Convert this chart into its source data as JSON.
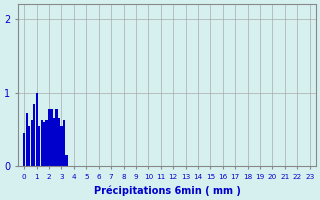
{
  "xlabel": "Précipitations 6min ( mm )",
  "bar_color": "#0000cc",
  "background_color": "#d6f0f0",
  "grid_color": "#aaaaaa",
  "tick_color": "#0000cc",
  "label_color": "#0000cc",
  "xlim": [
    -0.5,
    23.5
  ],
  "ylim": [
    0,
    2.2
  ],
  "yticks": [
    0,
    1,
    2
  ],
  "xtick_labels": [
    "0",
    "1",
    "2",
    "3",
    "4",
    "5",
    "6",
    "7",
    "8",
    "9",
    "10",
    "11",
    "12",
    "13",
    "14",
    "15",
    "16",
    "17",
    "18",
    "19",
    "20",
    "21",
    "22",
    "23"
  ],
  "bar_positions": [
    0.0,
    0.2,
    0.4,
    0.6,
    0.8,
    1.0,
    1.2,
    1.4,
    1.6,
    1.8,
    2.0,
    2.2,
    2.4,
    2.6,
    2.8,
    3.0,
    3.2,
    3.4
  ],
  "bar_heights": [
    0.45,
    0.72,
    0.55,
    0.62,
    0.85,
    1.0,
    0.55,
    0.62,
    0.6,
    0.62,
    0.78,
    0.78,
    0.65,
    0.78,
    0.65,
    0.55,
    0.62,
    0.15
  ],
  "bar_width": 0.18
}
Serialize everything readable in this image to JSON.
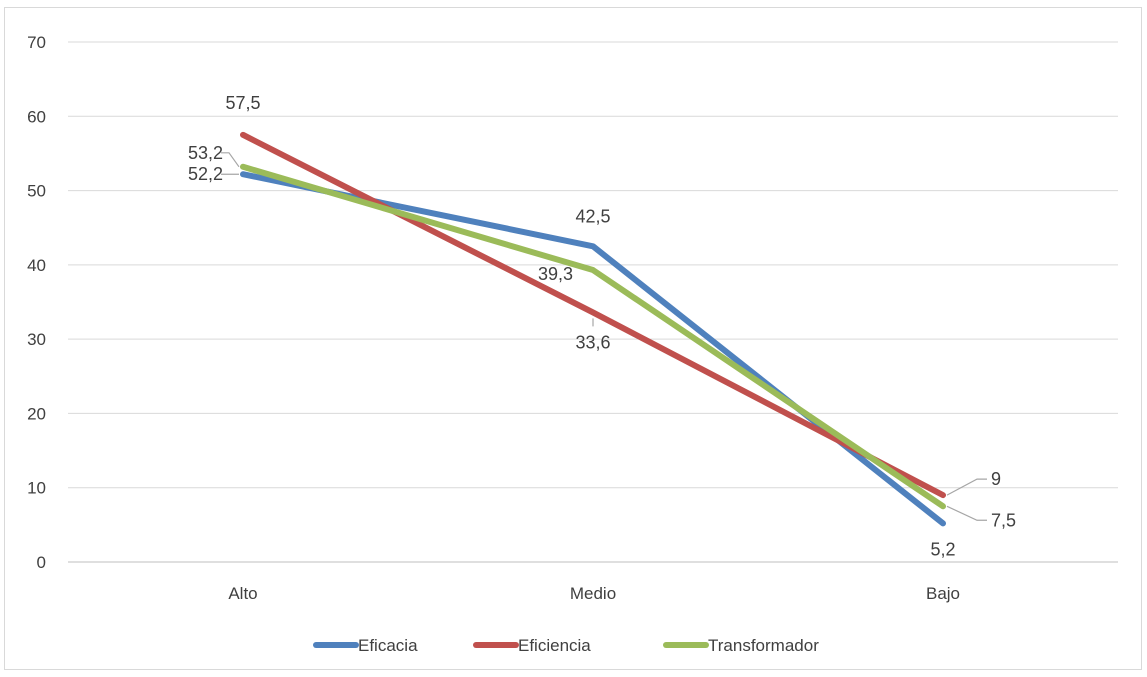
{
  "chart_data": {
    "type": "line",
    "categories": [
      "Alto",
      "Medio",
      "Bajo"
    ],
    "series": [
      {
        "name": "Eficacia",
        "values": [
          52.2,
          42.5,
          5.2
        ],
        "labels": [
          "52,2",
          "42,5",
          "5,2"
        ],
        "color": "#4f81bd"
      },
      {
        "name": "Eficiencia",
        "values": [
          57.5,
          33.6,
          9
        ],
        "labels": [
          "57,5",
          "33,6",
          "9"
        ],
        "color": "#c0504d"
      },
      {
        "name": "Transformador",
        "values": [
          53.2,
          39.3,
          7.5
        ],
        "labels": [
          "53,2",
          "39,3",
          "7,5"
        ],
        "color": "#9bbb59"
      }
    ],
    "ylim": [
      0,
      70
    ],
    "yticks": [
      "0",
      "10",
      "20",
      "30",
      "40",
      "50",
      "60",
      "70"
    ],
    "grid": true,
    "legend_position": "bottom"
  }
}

▬▬▬▬▬▬

Which lines hold the string "name"? Copy all of them from the data above.

**WRITTEN ANSWER**.
        "name": "Eficacia",
        "name": "Eficiencia",
        "name": "Transformador",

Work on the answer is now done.